▶ Task to complete
Among the entries, which lines carry the string "chevron"? Copy each of them.

▶ Dataset rows
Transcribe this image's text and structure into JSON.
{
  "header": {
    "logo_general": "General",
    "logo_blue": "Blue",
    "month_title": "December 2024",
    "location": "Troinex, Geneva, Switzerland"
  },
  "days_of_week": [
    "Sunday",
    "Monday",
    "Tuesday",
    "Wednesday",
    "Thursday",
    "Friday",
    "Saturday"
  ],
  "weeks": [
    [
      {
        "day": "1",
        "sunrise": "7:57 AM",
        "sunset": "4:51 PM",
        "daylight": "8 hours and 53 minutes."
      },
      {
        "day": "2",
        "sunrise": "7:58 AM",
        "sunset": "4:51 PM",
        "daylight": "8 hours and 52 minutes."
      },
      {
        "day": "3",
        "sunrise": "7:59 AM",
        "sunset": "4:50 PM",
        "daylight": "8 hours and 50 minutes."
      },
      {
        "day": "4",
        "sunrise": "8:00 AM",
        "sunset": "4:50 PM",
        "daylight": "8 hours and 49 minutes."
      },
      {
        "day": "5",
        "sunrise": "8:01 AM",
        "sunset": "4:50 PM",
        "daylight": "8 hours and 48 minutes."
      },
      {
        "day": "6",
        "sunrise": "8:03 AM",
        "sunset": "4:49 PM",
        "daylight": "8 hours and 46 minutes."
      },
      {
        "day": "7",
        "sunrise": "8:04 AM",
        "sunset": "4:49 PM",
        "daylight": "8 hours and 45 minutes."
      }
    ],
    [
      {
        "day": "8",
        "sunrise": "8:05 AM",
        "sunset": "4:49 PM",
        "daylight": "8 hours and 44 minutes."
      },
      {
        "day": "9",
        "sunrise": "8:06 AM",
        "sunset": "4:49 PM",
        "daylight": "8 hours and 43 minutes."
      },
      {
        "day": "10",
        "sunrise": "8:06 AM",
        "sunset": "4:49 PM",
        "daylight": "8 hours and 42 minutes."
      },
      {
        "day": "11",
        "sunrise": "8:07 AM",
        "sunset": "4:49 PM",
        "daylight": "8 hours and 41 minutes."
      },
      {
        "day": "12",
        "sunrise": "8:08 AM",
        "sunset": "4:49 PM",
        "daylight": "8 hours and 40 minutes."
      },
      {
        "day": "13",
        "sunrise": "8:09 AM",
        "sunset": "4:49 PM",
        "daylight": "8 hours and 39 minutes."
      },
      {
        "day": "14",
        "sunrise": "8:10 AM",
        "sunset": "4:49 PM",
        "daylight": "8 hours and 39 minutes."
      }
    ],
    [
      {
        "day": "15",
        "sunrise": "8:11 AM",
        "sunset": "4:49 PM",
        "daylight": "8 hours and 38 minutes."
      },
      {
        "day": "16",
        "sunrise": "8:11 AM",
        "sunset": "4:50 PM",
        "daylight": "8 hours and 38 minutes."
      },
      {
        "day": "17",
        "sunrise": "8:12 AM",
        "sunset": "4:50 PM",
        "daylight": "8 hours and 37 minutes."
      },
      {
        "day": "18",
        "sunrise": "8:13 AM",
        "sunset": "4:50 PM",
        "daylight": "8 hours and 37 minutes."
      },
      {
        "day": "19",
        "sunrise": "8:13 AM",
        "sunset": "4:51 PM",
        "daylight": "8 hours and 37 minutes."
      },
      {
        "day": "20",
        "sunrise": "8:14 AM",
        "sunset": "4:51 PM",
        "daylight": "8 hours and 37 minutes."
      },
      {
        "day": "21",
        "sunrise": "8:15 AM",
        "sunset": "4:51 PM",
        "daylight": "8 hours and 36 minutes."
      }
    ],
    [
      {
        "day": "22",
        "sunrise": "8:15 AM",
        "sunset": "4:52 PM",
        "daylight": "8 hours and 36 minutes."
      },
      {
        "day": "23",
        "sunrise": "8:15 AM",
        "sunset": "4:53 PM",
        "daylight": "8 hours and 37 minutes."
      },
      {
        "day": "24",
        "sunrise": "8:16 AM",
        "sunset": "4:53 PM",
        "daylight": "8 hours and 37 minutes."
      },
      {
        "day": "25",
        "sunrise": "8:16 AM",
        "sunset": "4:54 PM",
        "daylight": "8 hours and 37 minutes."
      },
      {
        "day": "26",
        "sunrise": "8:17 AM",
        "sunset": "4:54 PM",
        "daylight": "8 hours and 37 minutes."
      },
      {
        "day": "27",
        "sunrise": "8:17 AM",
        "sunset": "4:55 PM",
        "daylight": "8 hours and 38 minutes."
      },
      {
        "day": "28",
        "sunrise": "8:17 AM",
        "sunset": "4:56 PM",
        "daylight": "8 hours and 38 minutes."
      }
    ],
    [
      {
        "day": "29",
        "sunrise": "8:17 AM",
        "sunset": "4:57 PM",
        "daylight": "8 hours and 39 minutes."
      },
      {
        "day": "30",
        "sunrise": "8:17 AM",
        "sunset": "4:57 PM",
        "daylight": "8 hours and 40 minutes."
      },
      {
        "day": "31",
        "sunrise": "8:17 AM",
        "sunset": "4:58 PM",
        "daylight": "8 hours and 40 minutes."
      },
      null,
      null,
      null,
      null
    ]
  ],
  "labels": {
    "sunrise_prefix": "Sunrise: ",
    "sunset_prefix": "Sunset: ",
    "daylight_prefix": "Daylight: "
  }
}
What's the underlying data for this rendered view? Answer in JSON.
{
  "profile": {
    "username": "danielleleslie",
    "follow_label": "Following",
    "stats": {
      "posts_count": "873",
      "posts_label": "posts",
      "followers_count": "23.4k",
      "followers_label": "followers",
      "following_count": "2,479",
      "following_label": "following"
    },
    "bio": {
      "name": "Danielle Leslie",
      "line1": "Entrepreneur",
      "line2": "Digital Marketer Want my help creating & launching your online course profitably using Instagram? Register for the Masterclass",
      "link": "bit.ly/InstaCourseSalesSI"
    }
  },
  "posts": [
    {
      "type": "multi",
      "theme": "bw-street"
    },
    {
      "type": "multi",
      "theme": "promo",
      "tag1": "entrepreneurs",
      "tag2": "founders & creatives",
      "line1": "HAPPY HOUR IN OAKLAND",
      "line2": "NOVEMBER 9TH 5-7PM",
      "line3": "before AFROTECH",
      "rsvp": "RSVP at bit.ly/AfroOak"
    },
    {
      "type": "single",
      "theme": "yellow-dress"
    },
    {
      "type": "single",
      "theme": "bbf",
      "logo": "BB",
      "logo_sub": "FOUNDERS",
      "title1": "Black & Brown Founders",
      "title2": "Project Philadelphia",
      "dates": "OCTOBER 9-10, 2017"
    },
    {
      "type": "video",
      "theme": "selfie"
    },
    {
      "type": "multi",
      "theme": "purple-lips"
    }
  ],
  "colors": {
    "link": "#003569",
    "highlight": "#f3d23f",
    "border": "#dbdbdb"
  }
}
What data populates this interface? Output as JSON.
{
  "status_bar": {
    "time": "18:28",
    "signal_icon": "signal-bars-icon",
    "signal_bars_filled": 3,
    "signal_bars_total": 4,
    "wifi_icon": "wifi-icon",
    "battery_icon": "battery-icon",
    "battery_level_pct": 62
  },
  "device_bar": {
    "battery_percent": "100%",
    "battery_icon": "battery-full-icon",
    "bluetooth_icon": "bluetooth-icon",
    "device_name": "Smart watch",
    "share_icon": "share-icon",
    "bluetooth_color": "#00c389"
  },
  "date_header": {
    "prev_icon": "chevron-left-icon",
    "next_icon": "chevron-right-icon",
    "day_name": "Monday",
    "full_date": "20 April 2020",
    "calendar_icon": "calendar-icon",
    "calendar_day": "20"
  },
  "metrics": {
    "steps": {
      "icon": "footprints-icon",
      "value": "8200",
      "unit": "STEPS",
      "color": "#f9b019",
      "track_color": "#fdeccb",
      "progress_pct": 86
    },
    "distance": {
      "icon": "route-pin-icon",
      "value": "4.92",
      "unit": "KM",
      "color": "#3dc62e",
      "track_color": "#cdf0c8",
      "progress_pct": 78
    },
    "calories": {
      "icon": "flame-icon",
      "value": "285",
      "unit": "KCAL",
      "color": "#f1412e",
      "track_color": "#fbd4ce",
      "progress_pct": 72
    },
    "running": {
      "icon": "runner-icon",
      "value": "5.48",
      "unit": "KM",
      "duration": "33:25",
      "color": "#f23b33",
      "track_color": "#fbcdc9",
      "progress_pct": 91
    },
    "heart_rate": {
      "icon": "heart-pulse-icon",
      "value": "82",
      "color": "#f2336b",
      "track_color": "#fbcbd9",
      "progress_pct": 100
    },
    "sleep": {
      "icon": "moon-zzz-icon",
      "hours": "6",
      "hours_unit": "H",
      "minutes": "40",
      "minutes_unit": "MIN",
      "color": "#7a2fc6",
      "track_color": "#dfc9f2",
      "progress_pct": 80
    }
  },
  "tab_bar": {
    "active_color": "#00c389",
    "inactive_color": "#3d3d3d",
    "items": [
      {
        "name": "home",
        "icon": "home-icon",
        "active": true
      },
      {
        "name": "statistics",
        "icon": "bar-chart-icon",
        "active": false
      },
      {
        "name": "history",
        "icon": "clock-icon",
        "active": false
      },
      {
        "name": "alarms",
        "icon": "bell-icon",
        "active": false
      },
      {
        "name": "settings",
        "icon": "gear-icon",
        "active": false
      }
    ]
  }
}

▶ Correct response
    "prev_icon": "chevron-left-icon",
    "next_icon": "chevron-right-icon",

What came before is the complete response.